What is needed ▸ Pull every line with the word "this" out of the entries below.

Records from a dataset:
════════════════
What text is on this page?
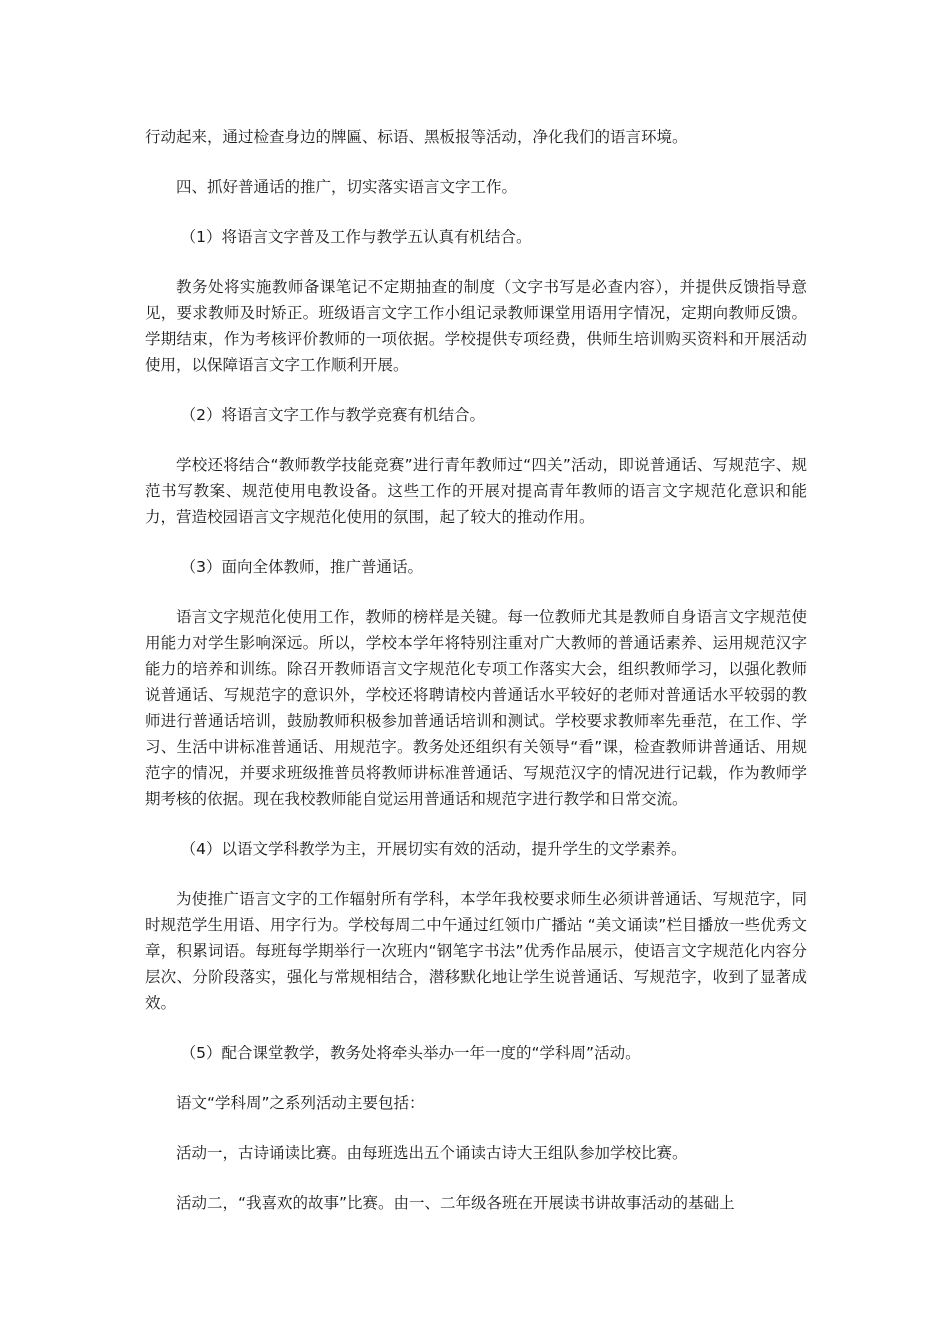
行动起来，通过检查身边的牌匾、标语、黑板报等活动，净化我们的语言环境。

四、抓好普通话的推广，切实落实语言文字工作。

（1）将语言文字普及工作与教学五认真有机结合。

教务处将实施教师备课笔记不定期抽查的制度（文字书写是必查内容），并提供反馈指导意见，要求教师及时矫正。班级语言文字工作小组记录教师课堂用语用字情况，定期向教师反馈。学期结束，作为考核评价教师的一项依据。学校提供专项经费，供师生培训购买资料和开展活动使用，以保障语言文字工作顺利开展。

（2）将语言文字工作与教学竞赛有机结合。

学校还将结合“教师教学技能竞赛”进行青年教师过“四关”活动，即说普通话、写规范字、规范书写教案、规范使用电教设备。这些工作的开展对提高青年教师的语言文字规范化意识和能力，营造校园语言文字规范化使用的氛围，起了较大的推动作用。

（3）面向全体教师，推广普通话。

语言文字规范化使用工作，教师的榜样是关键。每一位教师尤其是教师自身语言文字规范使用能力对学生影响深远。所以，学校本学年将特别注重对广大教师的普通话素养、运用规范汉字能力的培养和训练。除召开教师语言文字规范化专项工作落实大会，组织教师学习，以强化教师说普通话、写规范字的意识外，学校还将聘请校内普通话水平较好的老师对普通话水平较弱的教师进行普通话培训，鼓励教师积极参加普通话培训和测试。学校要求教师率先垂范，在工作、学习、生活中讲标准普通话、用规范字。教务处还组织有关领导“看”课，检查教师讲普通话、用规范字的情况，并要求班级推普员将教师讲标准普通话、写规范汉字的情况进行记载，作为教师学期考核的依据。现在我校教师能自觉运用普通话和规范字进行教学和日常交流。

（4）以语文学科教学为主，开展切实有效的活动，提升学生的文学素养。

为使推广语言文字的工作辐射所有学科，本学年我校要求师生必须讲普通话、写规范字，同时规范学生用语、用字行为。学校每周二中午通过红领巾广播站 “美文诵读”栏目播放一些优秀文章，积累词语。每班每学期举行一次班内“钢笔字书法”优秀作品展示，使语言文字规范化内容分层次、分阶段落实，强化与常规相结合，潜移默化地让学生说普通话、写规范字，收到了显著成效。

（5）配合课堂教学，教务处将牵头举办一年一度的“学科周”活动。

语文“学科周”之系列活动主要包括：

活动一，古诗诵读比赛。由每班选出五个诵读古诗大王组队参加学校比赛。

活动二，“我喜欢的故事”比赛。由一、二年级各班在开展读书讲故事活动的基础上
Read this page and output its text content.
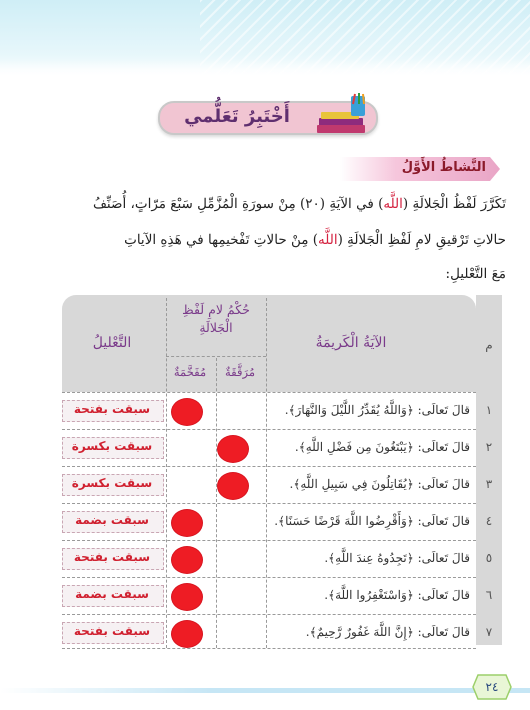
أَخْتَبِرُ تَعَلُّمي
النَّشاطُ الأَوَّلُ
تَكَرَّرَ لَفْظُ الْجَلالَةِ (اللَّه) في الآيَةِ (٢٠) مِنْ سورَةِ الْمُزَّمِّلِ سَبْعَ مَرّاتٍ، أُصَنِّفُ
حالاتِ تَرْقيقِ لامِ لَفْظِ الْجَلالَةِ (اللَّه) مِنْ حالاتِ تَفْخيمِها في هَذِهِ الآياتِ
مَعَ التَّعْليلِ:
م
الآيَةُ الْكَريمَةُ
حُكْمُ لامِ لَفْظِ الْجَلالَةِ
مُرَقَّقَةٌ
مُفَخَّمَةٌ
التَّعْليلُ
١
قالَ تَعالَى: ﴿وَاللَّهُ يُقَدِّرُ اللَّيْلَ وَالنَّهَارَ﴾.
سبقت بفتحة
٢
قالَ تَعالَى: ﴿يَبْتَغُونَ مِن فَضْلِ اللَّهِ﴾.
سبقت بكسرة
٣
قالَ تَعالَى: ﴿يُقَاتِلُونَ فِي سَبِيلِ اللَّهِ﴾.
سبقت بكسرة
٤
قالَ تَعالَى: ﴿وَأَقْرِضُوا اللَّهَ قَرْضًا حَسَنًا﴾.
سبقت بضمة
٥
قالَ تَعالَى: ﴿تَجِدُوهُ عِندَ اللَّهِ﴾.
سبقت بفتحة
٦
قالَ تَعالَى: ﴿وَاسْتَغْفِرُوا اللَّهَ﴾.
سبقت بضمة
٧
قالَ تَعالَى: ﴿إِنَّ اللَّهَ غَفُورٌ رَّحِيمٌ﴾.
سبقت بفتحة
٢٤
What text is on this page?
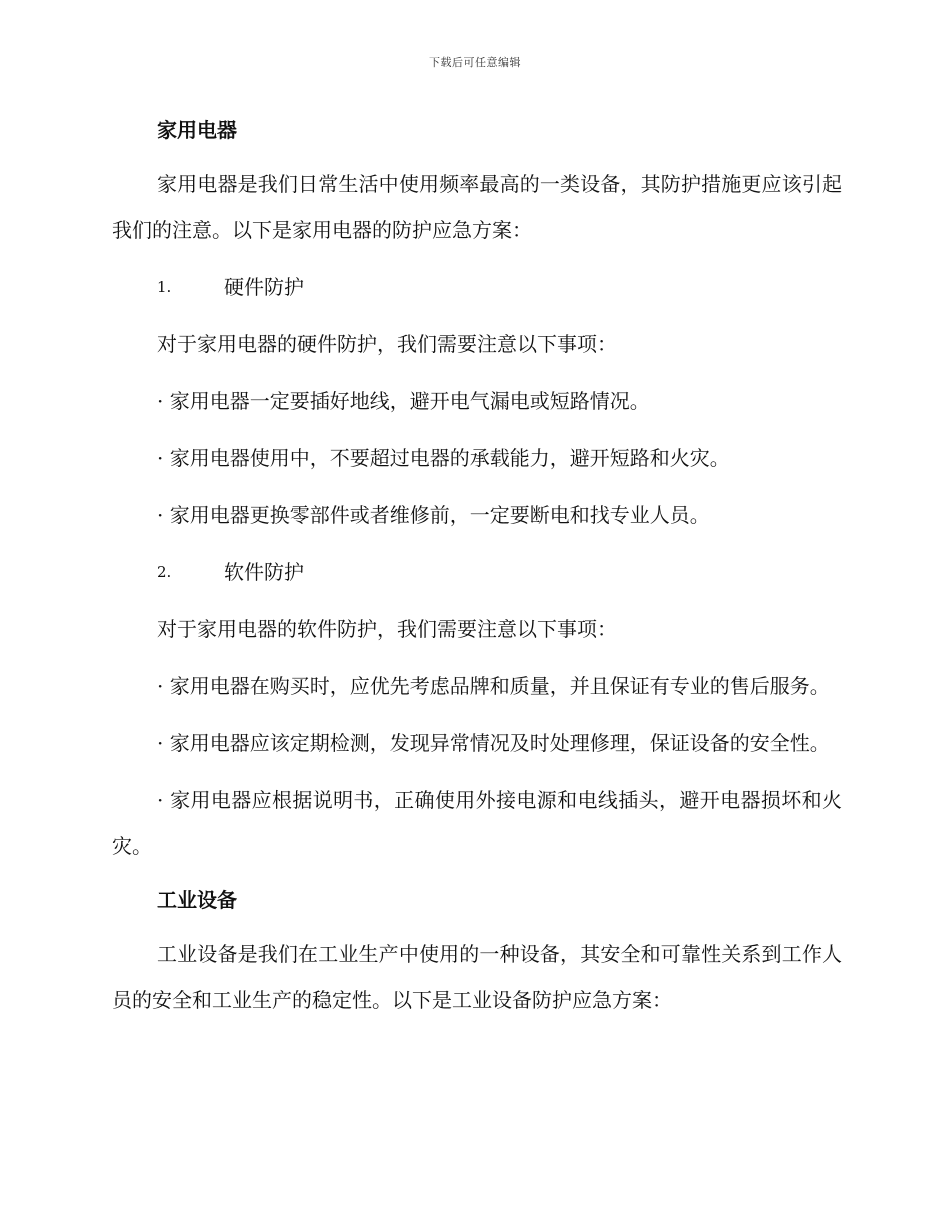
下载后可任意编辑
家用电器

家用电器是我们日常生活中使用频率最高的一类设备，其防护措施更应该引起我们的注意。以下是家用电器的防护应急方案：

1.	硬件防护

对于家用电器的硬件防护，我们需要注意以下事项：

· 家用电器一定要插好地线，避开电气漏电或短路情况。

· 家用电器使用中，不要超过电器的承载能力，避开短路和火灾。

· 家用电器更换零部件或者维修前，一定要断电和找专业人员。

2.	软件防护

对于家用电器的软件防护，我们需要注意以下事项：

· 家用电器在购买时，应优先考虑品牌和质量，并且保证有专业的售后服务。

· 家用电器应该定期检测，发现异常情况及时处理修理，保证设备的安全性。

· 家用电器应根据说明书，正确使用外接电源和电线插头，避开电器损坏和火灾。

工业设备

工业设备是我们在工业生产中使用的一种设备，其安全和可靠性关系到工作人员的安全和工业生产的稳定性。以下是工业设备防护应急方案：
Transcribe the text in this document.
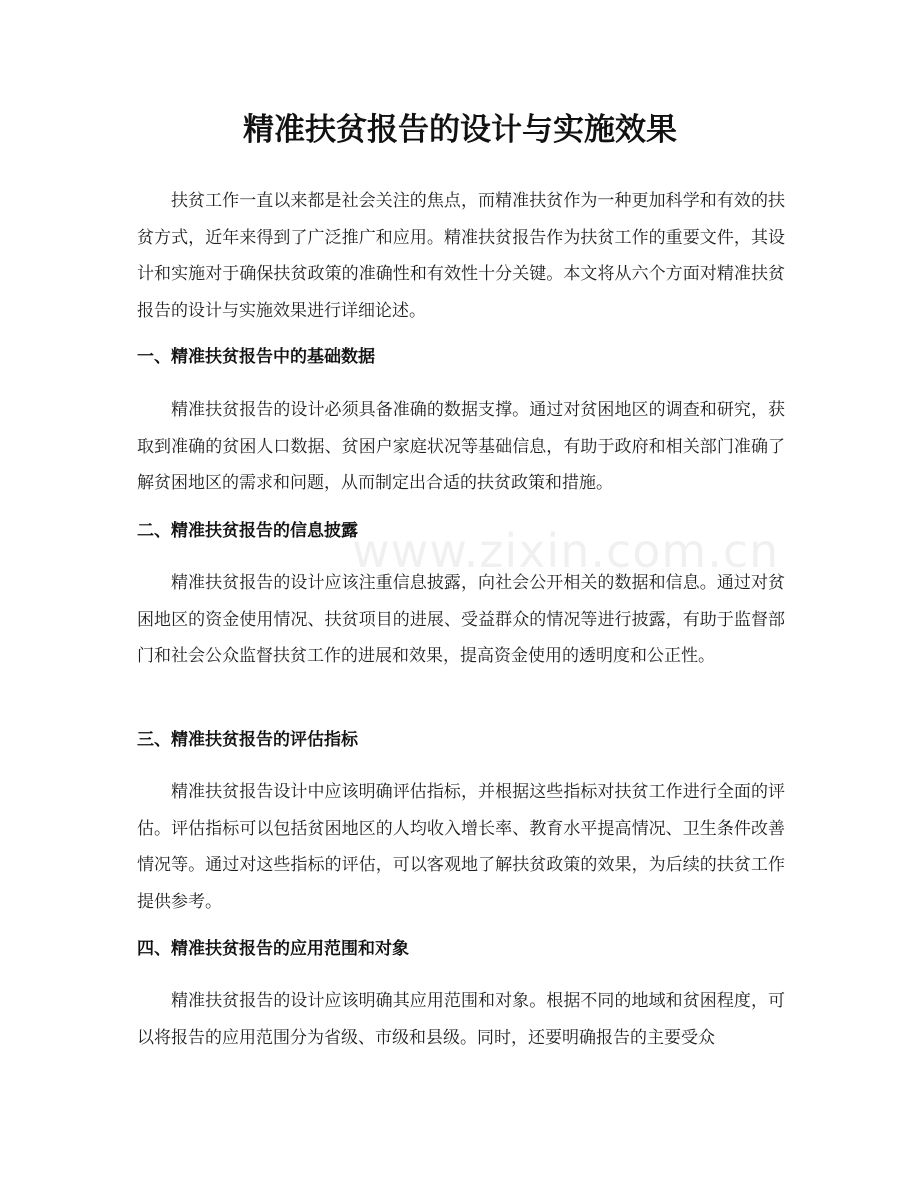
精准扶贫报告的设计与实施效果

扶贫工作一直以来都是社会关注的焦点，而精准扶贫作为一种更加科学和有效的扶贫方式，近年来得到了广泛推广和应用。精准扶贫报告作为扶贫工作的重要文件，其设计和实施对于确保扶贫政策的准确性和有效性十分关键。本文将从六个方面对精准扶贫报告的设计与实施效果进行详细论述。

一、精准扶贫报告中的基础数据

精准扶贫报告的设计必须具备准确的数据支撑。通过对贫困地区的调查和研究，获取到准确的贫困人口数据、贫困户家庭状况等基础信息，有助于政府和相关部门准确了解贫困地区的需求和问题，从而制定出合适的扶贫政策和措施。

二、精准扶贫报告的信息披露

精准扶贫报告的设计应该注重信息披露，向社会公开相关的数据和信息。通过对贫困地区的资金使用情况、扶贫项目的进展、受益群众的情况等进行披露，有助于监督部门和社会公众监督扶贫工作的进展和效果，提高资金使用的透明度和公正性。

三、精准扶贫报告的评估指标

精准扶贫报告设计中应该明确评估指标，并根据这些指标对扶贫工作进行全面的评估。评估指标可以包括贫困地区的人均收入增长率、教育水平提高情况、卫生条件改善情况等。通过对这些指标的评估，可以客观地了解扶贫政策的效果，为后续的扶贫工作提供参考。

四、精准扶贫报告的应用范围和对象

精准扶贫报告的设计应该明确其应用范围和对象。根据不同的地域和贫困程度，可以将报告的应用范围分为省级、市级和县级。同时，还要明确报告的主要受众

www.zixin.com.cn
════════════════
Written solution ▸
What text is on this page?
Read this page and output its text content.
What text is on this page?
Transcribe the text in this document.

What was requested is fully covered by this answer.